Austin’s white population relates to the relationship between the ontological and discursive space of Austin in a way that enables them to assimilate their experiences into the hegemonic discourse about the city. That is, their experience does not incite Third Order Learning, or a change in their expectations for the way their city is or should be structured (Bateson 1987). Even the self-referential critique of Austin’s history, which is included in the text embedded in the image, feeds into this hegemonic perception of Austin as a socially just and progressive place. In Tane's words, "you know, 'yea, if I talk about anti-racism, I don’t have to f***ing do anything.' When in fact... they’re really promoting the continuation and even the augmentation of racism in terms of how resources are distributed."

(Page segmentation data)
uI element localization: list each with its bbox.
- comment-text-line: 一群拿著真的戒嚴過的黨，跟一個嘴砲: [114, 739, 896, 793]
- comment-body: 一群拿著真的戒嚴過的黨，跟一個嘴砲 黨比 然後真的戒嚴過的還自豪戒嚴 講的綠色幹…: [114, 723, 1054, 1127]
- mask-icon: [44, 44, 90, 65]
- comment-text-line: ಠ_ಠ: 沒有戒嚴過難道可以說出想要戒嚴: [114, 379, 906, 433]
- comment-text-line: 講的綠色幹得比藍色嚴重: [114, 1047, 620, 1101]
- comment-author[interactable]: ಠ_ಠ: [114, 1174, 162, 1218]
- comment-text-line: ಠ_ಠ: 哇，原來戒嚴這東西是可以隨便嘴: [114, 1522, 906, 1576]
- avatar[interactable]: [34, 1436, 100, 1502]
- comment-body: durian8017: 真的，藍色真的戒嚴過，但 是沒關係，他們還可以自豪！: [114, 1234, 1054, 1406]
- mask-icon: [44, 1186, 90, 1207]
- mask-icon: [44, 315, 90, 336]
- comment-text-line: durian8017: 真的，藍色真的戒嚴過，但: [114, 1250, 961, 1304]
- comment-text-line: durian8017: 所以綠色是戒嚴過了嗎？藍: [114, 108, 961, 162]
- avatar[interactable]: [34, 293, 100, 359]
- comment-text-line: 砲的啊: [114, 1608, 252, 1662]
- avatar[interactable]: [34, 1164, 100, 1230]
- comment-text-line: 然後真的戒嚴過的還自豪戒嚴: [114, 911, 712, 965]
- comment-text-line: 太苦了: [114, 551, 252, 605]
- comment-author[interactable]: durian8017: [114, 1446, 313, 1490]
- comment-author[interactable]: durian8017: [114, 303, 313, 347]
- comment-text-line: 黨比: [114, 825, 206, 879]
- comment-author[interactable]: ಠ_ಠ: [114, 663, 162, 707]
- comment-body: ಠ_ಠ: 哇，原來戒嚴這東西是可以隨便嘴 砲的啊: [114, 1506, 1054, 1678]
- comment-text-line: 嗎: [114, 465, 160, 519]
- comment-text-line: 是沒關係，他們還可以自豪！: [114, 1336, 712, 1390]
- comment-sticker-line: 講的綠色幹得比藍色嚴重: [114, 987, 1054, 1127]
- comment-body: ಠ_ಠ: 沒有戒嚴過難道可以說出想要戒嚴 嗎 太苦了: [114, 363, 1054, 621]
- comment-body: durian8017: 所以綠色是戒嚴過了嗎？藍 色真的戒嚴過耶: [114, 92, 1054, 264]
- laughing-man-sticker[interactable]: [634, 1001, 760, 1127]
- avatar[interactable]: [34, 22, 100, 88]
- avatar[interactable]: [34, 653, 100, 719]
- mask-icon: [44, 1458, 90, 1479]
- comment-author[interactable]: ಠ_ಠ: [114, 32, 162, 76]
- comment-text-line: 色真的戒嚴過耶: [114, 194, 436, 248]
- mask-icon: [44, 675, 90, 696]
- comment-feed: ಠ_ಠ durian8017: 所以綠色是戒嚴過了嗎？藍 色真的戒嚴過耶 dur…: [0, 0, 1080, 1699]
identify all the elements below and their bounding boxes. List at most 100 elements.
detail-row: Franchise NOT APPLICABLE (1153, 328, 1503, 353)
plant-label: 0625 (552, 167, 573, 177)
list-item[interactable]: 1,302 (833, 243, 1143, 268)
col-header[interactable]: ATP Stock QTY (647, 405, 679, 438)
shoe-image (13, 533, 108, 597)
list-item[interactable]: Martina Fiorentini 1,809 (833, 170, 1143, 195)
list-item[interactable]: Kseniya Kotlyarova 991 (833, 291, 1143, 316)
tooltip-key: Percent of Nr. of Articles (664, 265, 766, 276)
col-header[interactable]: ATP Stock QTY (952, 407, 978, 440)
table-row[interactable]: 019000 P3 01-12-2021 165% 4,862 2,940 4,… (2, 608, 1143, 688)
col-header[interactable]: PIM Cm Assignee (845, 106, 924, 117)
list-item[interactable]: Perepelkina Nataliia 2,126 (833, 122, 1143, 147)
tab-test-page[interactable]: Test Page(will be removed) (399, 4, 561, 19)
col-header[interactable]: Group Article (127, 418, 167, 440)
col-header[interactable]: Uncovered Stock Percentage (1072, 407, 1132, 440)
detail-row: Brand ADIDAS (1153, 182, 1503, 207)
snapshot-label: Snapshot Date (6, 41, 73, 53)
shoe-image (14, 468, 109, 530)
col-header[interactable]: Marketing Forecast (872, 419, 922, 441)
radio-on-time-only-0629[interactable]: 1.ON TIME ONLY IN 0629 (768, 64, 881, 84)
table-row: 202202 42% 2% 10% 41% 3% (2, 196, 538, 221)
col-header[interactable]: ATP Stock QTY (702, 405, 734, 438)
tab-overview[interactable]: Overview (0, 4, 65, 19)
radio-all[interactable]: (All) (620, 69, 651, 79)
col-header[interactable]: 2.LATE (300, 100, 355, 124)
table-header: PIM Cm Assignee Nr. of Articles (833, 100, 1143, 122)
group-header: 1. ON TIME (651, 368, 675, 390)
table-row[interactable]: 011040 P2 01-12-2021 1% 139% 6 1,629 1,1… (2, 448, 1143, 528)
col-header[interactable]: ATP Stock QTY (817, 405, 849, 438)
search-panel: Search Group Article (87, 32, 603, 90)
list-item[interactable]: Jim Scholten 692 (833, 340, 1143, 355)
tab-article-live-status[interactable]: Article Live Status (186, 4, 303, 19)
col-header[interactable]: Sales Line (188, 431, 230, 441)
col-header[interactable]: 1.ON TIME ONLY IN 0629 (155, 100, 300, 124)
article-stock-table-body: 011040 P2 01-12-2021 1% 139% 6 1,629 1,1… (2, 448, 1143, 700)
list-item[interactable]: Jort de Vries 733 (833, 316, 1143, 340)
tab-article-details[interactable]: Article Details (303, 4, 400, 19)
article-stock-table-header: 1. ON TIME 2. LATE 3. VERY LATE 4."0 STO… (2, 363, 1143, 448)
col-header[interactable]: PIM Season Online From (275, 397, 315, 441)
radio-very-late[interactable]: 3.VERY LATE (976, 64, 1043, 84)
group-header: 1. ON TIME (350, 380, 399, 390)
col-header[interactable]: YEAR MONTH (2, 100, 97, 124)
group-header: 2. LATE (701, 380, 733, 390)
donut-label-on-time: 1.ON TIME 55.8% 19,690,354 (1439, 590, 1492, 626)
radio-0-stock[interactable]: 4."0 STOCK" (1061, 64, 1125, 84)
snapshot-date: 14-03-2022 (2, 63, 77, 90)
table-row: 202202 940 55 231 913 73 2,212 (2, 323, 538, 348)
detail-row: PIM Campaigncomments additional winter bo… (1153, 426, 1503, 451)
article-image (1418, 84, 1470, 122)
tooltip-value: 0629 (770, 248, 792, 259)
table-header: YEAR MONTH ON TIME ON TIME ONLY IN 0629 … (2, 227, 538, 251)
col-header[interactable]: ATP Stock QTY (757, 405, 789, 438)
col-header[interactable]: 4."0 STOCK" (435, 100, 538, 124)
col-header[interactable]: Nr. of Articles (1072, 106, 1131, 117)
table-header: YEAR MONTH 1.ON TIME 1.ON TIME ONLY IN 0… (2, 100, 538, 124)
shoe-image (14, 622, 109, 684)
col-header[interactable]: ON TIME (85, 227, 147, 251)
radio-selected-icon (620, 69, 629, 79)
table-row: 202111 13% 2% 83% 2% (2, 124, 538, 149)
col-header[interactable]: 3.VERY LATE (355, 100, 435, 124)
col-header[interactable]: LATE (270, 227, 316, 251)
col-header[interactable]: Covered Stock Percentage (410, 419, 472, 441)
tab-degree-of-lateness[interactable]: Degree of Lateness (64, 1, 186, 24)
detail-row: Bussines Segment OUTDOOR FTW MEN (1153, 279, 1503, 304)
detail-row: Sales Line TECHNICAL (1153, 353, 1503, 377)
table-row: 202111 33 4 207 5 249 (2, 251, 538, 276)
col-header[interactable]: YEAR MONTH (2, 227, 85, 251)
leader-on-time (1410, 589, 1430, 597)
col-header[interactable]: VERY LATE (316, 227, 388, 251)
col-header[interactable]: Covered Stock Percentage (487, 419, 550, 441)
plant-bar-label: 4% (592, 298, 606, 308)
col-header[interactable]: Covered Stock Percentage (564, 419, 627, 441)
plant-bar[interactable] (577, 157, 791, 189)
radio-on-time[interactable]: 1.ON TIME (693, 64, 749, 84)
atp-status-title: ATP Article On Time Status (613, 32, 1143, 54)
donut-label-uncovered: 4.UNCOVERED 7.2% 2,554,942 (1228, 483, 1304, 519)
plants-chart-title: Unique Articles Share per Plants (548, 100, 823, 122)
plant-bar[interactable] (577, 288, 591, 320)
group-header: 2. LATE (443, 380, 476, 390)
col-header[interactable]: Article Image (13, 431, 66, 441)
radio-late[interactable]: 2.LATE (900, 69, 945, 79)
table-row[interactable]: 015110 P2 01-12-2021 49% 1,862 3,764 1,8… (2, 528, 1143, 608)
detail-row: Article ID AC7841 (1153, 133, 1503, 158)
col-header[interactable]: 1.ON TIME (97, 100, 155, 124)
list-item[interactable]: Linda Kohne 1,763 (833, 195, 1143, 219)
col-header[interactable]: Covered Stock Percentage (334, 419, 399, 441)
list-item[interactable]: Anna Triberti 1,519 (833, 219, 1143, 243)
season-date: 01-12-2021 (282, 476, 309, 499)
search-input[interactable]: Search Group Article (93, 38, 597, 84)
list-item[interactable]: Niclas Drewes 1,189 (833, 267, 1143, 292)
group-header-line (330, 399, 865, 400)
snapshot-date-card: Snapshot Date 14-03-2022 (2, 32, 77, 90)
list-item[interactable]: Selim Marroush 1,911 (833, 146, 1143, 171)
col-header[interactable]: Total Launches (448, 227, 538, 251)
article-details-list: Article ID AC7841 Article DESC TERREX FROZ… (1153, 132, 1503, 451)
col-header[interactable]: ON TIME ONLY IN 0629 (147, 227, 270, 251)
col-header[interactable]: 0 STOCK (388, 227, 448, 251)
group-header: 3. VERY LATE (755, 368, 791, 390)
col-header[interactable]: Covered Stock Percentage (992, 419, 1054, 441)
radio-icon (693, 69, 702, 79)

§ **What to do**
a) Translate this sentence from the passage on Austin's white population into Spanish: "That is, their experience does not incite Third Order Learning, or a change in their expectations for the way their city is or should be structured (Bateson 1987)."
b) Answer these questions using the passage on Austin's white population:
(i) Which source is cited alongside the mention of Third Order Learning?
(ii) Where is the self-referential critique of Austin's history included?
(iii) According to Tane, in terms of what are they promoting the continuation and augmentation of racism?
c) Resume the passage on Austin's white population and continue writing after its final sentence.

§ **Replies**
a) Es decir, su experiencia no suscita el Aprendizaje de Tercer Orden, o un cambio en sus expectativas sobre la manera en que su ciudad está o debería estar estructurada (Bateson 1987).

b)
(i) Bateson 1987.
(ii) In the text embedded in the image.
(iii) How resources are distributed.

c)
Being born and raised in a poor neighborhood in East Austin, Kenneth was in one of the first groups of Austin’s black residents to be relocated to the “projects” in North Austin. He understands this move as effectively depriveing him and other low-income children of access to numerous resources, including local black teachers and role models. “See there was no longer no teachers there, there was no longer no doctors there, there was no longer no one that you could go and talk to that can give you a different perspective on life. … That’s part of the economic injustice, and part of the environmental injustice that you have to deal with also. And so, to some degree, what that also caused was early death. I mean, I’m 58 years old and I bet I can name you 30 people that I grew up with, that died before 30 years old. That’s not something that everybody can do, and that’s not something that everybody should be able to do. But when you think about the disparities, that’s what disparities lead to.”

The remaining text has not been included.